### Dataset rows
----------------
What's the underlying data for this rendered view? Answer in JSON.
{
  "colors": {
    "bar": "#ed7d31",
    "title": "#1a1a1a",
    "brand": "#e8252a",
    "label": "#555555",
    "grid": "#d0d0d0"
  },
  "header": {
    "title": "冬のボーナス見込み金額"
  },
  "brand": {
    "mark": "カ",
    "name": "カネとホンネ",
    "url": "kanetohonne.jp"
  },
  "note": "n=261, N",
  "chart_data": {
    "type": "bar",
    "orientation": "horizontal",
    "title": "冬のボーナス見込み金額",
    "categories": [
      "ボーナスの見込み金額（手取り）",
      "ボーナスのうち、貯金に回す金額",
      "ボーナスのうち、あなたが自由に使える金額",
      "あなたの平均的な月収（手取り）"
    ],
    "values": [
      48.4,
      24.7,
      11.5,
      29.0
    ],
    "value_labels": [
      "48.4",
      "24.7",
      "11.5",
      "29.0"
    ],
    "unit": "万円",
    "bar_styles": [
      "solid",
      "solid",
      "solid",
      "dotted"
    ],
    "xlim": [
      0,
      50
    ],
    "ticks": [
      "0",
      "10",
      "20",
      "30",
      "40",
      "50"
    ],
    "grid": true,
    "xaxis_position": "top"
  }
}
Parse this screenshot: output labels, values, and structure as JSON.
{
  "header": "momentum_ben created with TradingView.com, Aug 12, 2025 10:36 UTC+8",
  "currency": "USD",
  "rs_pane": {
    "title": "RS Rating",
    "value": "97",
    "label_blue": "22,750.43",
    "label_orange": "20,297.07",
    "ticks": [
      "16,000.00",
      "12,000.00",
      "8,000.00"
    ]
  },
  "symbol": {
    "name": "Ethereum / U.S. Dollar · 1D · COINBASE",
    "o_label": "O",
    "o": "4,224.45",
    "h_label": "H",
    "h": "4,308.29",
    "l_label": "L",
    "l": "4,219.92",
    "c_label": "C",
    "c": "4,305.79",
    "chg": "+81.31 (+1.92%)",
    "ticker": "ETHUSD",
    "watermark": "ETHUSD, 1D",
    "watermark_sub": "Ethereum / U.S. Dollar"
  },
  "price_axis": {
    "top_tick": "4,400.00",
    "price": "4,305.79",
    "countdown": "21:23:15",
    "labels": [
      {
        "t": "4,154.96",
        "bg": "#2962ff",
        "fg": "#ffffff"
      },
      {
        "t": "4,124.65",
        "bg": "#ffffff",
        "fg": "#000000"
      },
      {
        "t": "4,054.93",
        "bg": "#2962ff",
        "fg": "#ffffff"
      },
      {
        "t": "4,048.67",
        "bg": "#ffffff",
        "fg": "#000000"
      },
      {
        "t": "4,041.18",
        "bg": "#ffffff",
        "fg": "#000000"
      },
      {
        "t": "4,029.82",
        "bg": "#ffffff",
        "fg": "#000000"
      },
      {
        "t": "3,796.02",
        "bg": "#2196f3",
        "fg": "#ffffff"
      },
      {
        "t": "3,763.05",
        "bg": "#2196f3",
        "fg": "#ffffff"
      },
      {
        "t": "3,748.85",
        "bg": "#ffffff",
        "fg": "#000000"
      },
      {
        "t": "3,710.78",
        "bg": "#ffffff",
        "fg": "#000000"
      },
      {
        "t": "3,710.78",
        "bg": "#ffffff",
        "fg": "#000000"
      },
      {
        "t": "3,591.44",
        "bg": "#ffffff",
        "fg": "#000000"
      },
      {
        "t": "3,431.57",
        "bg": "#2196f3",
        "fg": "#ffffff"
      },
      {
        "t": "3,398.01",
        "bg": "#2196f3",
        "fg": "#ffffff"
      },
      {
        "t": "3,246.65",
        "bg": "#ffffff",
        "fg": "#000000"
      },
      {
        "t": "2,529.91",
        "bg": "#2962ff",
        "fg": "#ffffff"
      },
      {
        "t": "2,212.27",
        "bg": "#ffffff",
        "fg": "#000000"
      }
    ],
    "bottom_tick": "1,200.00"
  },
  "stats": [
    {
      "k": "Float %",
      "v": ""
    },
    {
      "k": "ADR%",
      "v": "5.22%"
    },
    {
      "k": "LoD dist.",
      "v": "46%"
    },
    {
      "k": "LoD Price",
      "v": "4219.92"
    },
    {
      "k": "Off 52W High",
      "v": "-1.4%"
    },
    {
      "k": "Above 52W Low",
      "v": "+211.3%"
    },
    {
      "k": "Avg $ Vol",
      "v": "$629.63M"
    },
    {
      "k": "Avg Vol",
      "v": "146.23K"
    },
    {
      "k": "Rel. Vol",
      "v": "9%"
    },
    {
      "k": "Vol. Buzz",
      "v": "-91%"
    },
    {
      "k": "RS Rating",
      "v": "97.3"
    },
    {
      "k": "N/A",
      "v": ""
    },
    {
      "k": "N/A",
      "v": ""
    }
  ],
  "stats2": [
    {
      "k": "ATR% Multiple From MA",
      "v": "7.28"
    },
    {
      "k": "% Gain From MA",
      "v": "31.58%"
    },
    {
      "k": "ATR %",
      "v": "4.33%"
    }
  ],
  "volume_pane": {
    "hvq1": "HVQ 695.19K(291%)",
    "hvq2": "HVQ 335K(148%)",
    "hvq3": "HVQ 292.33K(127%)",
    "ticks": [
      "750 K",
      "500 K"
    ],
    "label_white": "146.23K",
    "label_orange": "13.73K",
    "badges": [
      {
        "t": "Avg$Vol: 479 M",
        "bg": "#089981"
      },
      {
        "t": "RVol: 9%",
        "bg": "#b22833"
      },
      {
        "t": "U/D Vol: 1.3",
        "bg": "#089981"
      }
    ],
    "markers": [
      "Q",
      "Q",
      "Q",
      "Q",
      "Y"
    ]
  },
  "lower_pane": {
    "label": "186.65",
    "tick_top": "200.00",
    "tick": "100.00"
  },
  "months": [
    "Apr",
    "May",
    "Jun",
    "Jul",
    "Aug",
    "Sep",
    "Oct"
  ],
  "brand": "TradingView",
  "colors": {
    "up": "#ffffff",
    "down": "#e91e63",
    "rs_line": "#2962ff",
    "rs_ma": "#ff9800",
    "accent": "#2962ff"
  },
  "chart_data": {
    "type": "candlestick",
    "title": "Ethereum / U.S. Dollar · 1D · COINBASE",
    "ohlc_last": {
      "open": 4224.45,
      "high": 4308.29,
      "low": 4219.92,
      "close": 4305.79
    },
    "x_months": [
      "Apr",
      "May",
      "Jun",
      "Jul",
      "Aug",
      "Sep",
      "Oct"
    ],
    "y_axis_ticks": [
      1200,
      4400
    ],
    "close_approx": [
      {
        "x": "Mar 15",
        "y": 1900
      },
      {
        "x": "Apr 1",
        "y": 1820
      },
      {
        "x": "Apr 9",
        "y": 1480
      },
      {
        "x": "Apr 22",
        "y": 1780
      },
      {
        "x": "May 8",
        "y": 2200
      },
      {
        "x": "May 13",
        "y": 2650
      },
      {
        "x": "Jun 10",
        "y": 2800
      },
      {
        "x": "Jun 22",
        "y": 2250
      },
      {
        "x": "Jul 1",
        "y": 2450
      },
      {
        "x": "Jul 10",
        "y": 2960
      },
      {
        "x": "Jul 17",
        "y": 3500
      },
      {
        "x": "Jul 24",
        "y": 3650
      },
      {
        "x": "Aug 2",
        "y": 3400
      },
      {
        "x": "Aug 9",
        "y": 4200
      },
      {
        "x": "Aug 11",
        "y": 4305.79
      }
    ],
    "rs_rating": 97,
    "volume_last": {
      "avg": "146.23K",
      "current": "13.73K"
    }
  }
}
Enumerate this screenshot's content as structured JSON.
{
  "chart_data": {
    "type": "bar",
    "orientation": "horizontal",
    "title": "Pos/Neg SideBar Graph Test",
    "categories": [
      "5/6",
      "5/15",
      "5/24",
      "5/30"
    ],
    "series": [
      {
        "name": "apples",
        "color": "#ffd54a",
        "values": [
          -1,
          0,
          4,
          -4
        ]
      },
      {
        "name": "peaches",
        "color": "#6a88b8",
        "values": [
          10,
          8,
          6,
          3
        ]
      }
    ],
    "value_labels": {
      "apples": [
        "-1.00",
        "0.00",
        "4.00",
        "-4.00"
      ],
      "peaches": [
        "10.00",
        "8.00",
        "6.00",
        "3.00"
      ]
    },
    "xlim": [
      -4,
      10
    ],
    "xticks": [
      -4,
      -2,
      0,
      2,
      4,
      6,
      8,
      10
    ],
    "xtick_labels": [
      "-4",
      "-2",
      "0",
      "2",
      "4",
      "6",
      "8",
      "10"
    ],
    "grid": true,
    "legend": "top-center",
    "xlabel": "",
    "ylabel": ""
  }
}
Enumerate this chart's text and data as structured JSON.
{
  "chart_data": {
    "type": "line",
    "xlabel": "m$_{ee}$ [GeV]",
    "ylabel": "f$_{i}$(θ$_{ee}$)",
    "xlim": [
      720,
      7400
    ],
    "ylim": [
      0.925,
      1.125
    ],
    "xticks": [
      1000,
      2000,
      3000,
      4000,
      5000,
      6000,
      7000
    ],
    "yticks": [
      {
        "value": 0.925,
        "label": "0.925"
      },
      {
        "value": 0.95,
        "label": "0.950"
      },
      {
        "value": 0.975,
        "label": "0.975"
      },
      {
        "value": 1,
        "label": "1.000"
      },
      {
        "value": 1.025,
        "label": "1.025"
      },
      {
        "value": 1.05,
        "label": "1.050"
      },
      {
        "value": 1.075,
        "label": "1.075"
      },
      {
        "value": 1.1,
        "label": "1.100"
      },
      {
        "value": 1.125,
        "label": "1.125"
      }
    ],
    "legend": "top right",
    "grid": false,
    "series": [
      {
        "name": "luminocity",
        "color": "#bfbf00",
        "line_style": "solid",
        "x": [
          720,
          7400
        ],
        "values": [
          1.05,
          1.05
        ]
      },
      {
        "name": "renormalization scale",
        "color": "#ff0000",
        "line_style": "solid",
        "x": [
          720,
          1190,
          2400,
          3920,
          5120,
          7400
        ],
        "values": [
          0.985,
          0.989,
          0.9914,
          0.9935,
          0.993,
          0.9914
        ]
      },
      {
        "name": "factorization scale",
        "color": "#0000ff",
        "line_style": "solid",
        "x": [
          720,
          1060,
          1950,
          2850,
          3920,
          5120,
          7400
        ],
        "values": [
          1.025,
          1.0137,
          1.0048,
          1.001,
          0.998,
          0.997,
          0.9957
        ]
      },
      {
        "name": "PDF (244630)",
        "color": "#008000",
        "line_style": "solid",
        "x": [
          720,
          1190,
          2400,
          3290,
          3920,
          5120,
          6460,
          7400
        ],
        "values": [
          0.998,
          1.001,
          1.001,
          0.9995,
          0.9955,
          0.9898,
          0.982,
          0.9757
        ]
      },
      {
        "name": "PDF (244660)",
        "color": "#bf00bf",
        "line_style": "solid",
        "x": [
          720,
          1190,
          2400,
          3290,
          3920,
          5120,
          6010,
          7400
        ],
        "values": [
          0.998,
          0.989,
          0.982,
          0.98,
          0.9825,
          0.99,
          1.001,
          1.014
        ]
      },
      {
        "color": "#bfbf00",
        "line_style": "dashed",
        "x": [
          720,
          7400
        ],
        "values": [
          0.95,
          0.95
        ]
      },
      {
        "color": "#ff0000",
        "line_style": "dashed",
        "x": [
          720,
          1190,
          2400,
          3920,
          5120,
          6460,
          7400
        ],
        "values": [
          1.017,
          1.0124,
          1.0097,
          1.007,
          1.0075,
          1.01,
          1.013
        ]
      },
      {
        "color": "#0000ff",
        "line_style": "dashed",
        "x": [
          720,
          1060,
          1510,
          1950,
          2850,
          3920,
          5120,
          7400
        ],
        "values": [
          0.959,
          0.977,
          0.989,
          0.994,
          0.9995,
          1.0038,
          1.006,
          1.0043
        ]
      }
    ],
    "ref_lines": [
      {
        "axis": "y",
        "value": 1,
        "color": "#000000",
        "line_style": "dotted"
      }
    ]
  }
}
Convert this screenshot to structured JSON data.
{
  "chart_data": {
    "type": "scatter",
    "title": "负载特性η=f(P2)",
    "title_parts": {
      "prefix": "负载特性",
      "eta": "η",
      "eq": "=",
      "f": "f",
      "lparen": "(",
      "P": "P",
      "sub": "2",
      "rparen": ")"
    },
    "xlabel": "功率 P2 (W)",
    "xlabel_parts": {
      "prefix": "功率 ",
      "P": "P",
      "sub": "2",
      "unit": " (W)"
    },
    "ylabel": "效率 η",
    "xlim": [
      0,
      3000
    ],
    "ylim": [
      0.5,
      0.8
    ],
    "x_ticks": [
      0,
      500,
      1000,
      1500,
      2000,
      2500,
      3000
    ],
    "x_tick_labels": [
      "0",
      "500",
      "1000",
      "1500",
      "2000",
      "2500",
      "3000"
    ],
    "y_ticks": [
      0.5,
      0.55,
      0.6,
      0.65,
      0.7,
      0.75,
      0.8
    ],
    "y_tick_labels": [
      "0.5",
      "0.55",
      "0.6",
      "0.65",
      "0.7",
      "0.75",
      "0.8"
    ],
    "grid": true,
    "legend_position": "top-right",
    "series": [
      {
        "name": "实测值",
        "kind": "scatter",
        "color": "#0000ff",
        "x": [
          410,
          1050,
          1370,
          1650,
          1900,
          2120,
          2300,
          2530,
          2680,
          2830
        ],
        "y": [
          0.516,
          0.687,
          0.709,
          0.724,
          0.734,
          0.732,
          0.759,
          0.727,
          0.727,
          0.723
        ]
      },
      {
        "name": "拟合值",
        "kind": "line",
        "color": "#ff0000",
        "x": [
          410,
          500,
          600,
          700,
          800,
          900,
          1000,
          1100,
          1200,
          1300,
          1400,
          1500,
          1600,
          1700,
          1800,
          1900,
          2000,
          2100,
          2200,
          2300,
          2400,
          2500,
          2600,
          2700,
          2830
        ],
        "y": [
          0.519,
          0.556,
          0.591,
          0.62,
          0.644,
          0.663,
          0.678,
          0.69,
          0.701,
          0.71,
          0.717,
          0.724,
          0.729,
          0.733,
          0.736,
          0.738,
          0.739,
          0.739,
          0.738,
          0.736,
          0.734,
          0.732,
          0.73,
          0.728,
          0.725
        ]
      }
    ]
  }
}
----------------
### Job
Search the lines for the string "Enumerate" and copy every line that has it.

### Exercise result
Enumerate this screenshot's content as structured JSON.
Enumerate this chart's text and data as structured JSON.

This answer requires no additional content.